Items from a figure collection:
** START **

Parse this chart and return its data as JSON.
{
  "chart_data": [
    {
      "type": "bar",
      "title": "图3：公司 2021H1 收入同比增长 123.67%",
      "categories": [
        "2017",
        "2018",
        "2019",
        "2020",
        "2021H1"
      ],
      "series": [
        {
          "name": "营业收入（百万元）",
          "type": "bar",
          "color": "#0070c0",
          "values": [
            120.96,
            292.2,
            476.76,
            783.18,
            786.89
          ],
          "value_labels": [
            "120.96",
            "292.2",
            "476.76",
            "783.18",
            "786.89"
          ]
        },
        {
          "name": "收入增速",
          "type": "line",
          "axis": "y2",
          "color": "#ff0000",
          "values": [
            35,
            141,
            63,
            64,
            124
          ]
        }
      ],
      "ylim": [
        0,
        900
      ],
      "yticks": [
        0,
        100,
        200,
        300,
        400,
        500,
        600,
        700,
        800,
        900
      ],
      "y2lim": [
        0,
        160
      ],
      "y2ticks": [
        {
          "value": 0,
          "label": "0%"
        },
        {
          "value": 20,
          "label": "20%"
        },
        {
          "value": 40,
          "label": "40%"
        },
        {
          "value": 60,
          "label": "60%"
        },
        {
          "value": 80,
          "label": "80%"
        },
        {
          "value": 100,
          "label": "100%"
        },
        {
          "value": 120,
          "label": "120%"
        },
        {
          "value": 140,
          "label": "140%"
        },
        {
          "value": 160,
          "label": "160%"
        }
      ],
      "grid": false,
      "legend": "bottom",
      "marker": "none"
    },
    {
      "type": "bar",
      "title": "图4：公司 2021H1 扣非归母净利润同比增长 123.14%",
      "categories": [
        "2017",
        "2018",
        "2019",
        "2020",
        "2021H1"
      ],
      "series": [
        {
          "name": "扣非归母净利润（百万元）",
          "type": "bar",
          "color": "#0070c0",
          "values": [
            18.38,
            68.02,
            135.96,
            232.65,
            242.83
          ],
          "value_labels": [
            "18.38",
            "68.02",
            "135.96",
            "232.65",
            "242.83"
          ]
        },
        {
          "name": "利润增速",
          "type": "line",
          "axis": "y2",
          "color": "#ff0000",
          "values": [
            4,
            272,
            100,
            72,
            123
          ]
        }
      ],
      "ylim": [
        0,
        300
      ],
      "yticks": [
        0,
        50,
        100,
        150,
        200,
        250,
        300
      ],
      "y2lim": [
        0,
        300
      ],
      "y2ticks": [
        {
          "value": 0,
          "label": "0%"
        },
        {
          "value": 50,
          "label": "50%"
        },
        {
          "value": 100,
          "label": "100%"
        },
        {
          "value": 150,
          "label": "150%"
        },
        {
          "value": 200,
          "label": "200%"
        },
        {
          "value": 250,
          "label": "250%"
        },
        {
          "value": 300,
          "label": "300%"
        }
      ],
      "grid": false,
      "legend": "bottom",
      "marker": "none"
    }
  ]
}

** END **

▸ Exercise details: Print out the whole listing exactly as it appears.

▸ Written answer:
Parse this chart and return its data as JSON.
{
  "chart_data": [
    {
      "type": "bar",
      "title": "图3：公司 2021H1 收入同比增长 123.67%",
      "categories": [
        "2017",
        "2018",
        "2019",
        "2020",
        "2021H1"
      ],
      "series": [
        {
          "name": "营业收入（百万元）",
          "type": "bar",
          "color": "#0070c0",
          "values": [
            120.96,
            292.2,
            476.76,
            783.18,
            786.89
          ],
          "value_labels": [
            "120.96",
            "292.2",
            "476.76",
            "783.18",
            "786.89"
          ]
        },
        {
          "name": "收入增速",
          "type": "line",
          "axis": "y2",
          "color": "#ff0000",
          "values": [
            35,
            141,
            63,
            64,
            124
          ]
        }
      ],
      "ylim": [
        0,
        900
      ],
      "yticks": [
        0,
        100,
        200,
        300,
        400,
        500,
        600,
        700,
        800,
        900
      ],
      "y2lim": [
        0,
        160
      ],
      "y2ticks": [
        {
          "value": 0,
          "label": "0%"
        },
        {
          "value": 20,
          "label": "20%"
        },
        {
          "value": 40,
          "label": "40%"
        },
        {
          "value": 60,
          "label": "60%"
        },
        {
          "value": 80,
          "label": "80%"
        },
        {
          "value": 100,
          "label": "100%"
        },
        {
          "value": 120,
          "label": "120%"
        },
        {
          "value": 140,
          "label": "140%"
        },
        {
          "value": 160,
          "label": "160%"
        }
      ],
      "grid": false,
      "legend": "bottom",
      "marker": "none"
    },
    {
      "type": "bar",
      "title": "图4：公司 2021H1 扣非归母净利润同比增长 123.14%",
      "categories": [
        "2017",
        "2018",
        "2019",
        "2020",
        "2021H1"
      ],
      "series": [
        {
          "name": "扣非归母净利润（百万元）",
          "type": "bar",
          "color": "#0070c0",
          "values": [
            18.38,
            68.02,
            135.96,
            232.65,
            242.83
          ],
          "value_labels": [
            "18.38",
            "68.02",
            "135.96",
            "232.65",
            "242.83"
          ]
        },
        {
          "name": "利润增速",
          "type": "line",
          "axis": "y2",
          "color": "#ff0000",
          "values": [
            4,
            272,
            100,
            72,
            123
          ]
        }
      ],
      "ylim": [
        0,
        300
      ],
      "yticks": [
        0,
        50,
        100,
        150,
        200,
        250,
        300
      ],
      "y2lim": [
        0,
        300
      ],
      "y2ticks": [
        {
          "value": 0,
          "label": "0%"
        },
        {
          "value": 50,
          "label": "50%"
        },
        {
          "value": 100,
          "label": "100%"
        },
        {
          "value": 150,
          "label": "150%"
        },
        {
          "value": 200,
          "label": "200%"
        },
        {
          "value": 250,
          "label": "250%"
        },
        {
          "value": 300,
          "label": "300%"
        }
      ],
      "grid": false,
      "legend": "bottom",
      "marker": "none"
    }
  ]
}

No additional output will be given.